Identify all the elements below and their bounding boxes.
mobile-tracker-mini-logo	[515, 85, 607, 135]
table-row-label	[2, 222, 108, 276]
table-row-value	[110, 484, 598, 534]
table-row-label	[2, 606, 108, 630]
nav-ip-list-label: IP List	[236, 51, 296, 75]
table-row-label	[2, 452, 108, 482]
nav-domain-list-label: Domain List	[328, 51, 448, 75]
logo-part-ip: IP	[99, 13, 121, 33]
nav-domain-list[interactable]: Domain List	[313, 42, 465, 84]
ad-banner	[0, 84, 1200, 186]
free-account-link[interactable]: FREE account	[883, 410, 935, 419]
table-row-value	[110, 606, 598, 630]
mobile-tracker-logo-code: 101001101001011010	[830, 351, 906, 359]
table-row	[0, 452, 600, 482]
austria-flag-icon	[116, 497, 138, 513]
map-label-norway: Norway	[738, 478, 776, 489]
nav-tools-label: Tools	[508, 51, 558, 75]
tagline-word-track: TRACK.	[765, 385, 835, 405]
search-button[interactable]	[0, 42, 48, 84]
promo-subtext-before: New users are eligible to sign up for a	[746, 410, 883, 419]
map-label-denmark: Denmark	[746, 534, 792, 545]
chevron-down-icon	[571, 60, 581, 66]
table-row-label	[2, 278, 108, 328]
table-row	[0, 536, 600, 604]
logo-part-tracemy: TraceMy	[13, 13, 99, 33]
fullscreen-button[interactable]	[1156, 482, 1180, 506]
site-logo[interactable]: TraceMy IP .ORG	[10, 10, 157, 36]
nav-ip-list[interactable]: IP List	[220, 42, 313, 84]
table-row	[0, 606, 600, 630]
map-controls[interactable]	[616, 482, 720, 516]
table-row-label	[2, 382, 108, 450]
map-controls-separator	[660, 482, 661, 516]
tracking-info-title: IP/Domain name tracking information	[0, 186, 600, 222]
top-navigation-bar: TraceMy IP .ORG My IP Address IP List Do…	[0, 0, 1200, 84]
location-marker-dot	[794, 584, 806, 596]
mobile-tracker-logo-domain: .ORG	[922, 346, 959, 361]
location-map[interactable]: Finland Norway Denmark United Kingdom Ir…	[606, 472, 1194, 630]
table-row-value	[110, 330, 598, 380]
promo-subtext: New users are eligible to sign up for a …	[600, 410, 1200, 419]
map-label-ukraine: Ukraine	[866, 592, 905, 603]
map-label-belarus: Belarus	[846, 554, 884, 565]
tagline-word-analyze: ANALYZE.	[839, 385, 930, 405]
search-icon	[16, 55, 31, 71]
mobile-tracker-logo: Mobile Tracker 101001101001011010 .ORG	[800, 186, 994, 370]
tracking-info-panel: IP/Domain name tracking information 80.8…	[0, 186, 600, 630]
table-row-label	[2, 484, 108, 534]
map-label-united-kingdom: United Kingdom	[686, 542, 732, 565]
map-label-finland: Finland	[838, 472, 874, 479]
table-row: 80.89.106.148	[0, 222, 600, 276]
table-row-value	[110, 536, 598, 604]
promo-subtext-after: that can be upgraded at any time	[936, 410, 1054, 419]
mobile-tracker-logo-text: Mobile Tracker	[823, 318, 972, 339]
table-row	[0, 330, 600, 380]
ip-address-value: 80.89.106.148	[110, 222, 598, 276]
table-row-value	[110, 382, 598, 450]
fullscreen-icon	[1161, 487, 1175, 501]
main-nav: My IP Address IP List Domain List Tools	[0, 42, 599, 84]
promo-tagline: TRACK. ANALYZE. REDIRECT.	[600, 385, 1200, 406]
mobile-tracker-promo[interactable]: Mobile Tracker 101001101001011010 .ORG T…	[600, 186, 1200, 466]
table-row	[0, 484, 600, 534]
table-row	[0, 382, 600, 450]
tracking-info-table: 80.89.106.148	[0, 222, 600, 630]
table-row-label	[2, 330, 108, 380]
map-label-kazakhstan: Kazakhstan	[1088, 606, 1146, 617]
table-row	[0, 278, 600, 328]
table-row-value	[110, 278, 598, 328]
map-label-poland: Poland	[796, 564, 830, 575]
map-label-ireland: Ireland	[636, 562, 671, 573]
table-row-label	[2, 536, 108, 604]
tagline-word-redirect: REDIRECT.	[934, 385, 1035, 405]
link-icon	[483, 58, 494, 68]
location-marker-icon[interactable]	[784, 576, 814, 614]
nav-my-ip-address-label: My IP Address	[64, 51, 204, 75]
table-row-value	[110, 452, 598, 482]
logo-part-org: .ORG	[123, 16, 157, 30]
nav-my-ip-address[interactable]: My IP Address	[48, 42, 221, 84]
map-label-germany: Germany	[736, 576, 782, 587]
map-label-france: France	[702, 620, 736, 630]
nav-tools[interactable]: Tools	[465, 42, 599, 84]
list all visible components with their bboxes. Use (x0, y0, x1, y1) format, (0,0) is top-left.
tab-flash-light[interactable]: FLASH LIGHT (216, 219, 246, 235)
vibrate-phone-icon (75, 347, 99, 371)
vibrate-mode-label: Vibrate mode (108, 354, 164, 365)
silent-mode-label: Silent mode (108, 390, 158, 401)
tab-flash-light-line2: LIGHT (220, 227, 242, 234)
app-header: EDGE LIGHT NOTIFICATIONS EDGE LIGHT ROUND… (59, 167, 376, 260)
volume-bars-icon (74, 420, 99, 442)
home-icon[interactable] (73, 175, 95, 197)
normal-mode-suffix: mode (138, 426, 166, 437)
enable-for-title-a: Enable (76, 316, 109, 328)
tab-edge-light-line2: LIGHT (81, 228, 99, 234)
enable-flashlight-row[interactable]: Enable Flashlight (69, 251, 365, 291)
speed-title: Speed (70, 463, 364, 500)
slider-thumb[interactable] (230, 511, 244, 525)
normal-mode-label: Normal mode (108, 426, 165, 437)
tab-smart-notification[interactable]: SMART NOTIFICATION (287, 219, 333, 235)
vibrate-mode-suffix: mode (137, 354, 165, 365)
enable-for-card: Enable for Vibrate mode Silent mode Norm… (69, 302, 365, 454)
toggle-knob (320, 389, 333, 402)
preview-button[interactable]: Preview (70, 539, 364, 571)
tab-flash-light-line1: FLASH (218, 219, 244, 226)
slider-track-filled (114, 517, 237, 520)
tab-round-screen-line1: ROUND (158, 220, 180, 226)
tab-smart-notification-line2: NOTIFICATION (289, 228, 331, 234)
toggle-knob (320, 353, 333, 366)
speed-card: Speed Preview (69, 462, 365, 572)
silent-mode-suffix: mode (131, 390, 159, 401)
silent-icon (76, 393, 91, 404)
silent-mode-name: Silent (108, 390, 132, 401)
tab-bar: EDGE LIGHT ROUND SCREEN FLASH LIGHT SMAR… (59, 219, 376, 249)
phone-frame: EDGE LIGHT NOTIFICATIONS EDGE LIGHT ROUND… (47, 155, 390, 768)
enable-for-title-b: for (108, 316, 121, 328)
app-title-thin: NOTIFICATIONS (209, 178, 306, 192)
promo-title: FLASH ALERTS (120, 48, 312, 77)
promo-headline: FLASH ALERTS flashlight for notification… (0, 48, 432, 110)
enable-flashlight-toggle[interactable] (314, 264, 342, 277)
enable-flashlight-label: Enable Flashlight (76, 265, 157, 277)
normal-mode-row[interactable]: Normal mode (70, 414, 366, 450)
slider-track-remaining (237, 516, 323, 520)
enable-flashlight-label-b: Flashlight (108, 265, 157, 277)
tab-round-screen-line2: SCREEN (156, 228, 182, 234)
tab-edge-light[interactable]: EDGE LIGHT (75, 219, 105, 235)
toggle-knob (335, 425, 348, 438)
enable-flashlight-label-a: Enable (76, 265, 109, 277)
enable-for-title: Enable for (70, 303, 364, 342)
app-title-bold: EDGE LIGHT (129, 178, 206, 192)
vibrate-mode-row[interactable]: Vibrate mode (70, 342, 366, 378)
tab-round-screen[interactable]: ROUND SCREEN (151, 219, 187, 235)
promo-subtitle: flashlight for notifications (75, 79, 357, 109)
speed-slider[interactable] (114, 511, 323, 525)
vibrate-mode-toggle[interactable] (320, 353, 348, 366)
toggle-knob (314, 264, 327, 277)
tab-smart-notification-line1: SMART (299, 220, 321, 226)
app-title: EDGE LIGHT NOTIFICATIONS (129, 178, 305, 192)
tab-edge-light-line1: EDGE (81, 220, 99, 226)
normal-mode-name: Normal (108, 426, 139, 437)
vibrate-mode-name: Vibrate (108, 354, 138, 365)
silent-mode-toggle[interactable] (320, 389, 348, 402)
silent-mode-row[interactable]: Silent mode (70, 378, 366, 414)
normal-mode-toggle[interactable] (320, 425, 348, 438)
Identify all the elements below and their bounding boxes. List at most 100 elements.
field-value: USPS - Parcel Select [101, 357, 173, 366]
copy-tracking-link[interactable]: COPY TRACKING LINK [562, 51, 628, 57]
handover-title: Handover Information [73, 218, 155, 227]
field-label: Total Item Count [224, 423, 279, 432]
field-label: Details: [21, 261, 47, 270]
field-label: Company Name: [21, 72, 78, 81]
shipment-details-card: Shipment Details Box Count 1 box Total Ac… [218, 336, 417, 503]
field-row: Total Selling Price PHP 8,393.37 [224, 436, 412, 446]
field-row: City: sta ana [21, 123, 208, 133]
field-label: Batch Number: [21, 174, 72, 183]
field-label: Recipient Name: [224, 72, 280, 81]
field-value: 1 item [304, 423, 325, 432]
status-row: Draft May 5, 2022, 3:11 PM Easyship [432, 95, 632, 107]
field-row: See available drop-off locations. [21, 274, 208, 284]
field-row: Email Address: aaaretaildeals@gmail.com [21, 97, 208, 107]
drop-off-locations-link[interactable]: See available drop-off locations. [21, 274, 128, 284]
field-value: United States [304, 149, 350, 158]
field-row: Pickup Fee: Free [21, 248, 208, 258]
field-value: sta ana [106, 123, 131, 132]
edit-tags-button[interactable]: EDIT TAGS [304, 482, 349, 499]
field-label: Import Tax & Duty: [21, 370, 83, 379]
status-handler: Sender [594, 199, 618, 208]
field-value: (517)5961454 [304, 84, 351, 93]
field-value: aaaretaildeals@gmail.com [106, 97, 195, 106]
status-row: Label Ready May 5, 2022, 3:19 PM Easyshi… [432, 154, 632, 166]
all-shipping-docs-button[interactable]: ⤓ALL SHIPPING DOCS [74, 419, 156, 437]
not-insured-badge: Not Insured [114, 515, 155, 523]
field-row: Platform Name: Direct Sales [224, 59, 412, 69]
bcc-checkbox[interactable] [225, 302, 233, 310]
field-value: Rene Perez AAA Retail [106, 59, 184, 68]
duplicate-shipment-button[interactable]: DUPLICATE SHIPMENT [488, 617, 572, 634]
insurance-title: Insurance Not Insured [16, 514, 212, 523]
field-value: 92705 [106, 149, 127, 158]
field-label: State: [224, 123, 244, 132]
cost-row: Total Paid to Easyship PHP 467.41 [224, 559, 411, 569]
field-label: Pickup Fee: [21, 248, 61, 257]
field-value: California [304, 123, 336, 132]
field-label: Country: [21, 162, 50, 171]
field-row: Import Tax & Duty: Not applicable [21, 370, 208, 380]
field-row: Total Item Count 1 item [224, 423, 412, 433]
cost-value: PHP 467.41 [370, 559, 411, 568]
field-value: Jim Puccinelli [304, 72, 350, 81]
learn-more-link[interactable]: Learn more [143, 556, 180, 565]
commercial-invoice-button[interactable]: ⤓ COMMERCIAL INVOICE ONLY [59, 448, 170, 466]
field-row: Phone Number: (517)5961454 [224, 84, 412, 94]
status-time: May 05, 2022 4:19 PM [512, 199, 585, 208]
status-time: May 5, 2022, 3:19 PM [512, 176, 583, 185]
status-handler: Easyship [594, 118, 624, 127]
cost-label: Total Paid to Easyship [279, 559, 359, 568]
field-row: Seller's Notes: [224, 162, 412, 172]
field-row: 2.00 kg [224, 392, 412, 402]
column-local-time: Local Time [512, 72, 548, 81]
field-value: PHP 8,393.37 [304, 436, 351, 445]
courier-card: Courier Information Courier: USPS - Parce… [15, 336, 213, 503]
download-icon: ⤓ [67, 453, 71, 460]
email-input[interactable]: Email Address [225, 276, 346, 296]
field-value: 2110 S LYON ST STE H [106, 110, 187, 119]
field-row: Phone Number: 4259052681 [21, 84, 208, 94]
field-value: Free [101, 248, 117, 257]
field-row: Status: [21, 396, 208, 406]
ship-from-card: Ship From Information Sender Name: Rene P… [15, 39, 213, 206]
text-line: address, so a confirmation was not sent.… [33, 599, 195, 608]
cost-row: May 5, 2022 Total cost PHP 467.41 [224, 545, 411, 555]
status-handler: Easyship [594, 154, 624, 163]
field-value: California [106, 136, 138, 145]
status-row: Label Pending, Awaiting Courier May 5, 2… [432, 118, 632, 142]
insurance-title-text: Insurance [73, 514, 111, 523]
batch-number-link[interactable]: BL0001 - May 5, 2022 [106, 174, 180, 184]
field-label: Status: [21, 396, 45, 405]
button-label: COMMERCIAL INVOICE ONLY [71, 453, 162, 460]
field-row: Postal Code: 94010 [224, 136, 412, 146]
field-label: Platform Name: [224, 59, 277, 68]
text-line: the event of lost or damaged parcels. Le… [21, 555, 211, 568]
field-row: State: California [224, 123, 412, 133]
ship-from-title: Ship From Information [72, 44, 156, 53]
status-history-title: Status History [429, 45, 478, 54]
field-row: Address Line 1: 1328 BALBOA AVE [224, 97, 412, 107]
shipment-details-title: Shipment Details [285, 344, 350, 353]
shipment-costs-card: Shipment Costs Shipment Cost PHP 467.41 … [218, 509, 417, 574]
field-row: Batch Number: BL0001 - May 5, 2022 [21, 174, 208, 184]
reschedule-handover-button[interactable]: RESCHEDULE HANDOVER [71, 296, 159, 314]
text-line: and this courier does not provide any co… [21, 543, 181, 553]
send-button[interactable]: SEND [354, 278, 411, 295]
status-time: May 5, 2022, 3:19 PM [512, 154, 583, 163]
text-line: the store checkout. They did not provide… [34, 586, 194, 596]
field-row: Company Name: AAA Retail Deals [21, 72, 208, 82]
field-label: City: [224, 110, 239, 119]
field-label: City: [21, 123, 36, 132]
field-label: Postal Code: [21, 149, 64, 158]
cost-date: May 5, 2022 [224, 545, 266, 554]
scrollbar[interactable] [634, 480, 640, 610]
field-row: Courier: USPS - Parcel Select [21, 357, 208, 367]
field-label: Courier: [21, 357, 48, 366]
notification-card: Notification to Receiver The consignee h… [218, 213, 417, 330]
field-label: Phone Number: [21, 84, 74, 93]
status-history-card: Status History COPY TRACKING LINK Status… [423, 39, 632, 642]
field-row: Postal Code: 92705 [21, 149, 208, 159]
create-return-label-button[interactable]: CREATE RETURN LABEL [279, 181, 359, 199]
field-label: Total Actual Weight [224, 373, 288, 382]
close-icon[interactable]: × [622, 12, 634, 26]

+++

TASK TO CARRY OUT
Reproduce the items above verbatim, from the start of the items up to and including the line that contains "534, 792, 545]".

TASK RESPONSE
Identify all the elements below and their bounding boxes.
mobile-tracker-mini-logo	[515, 85, 607, 135]
table-row-label	[2, 222, 108, 276]
table-row-value	[110, 484, 598, 534]
table-row-label	[2, 606, 108, 630]
nav-ip-list-label: IP List	[236, 51, 296, 75]
table-row-label	[2, 452, 108, 482]
nav-domain-list-label: Domain List	[328, 51, 448, 75]
logo-part-ip: IP	[99, 13, 121, 33]
nav-domain-list[interactable]: Domain List	[313, 42, 465, 84]
ad-banner	[0, 84, 1200, 186]
free-account-link[interactable]: FREE account	[883, 410, 935, 419]
table-row-value	[110, 606, 598, 630]
mobile-tracker-logo-code: 101001101001011010	[830, 351, 906, 359]
table-row	[0, 452, 600, 482]
austria-flag-icon	[116, 497, 138, 513]
map-label-norway: Norway	[738, 478, 776, 489]
nav-tools-label: Tools	[508, 51, 558, 75]
tagline-word-track: TRACK.	[765, 385, 835, 405]
search-button[interactable]	[0, 42, 48, 84]
promo-subtext-before: New users are eligible to sign up for a	[746, 410, 883, 419]
map-label-denmark: Denmark	[746, 534, 792, 545]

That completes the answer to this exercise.